Aim: Write out every record below exactly as it appears.

....

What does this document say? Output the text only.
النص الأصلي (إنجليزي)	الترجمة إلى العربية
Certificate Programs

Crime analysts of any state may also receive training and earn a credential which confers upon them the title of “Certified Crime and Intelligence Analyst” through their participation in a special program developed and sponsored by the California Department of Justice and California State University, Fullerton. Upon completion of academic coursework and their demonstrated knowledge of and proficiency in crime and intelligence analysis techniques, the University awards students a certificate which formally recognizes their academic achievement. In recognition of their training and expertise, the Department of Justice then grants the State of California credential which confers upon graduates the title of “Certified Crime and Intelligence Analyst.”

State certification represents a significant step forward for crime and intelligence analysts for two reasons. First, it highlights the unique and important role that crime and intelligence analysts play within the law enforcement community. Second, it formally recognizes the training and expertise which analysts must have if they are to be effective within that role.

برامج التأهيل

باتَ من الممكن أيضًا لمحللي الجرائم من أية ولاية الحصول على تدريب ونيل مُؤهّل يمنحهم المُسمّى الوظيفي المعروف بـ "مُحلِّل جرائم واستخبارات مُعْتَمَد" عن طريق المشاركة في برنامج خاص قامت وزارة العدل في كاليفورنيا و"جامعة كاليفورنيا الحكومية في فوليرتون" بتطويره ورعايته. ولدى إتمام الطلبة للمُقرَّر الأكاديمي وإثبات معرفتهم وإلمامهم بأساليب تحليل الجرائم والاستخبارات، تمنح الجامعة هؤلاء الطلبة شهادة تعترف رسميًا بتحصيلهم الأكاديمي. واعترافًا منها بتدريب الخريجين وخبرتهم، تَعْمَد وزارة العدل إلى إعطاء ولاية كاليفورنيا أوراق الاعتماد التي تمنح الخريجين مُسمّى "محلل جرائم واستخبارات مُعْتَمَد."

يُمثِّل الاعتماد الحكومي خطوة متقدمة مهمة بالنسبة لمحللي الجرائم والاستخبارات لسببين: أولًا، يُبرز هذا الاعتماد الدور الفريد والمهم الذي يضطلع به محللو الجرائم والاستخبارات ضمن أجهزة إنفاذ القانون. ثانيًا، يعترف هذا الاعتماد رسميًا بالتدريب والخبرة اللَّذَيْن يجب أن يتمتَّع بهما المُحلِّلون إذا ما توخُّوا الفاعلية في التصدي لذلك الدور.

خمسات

....

Task result:
What does this document say? Output the text only.
النص الأصلي (إنجليزي)	الترجمة إلى العربية
Certificate Programs

Crime analysts of any state may also receive training and earn a credential which confers upon them the title of “Certified Crime and Intelligence Analyst” through their participation in a special program developed and sponsored by the California Department of Justice and California State University, Fullerton. Upon completion of academic coursework and their demonstrated knowledge of and proficiency in crime and intelligence analysis techniques, the University awards students a certificate which formally recognizes their academic achievement. In recognition of their training and expertise, the Department of Justice then grants the State of California credential which confers upon graduates the title of “Certified Crime and Intelligence Analyst.”

State certification represents a significant step forward for crime and intelligence analysts for two reasons. First, it highlights the unique and important role that crime and intelligence analysts play within the law enforcement community. Second, it formally recognizes the training and expertise which analysts must have if they are to be effective within that role.

برامج التأهيل

باتَ من الممكن أيضًا لمحللي الجرائم من أية ولاية الحصول على تدريب ونيل مُؤهّل يمنحهم المُسمّى الوظيفي المعروف بـ "مُحلِّل جرائم واستخبارات مُعْتَمَد" عن طريق المشاركة في برنامج خاص قامت وزارة العدل في كاليفورنيا و"جامعة كاليفورنيا الحكومية في فوليرتون" بتطويره ورعايته. ولدى إتمام الطلبة للمُقرَّر الأكاديمي وإثبات معرفتهم وإلمامهم بأساليب تحليل الجرائم والاستخبارات، تمنح الجامعة هؤلاء الطلبة شهادة تعترف رسميًا بتحصيلهم الأكاديمي. واعترافًا منها بتدريب الخريجين وخبرتهم، تَعْمَد وزارة العدل إلى إعطاء ولاية كاليفورنيا أوراق الاعتماد التي تمنح الخريجين مُسمّى "محلل جرائم واستخبارات مُعْتَمَد."

يُمثِّل الاعتماد الحكومي خطوة متقدمة مهمة بالنسبة لمحللي الجرائم والاستخبارات لسببين: أولًا، يُبرز هذا الاعتماد الدور الفريد والمهم الذي يضطلع به محللو الجرائم والاستخبارات ضمن أجهزة إنفاذ القانون. ثانيًا، يعترف هذا الاعتماد رسميًا بالتدريب والخبرة اللَّذَيْن يجب أن يتمتَّع بهما المُحلِّلون إذا ما توخُّوا الفاعلية في التصدي لذلك الدور.

خمسات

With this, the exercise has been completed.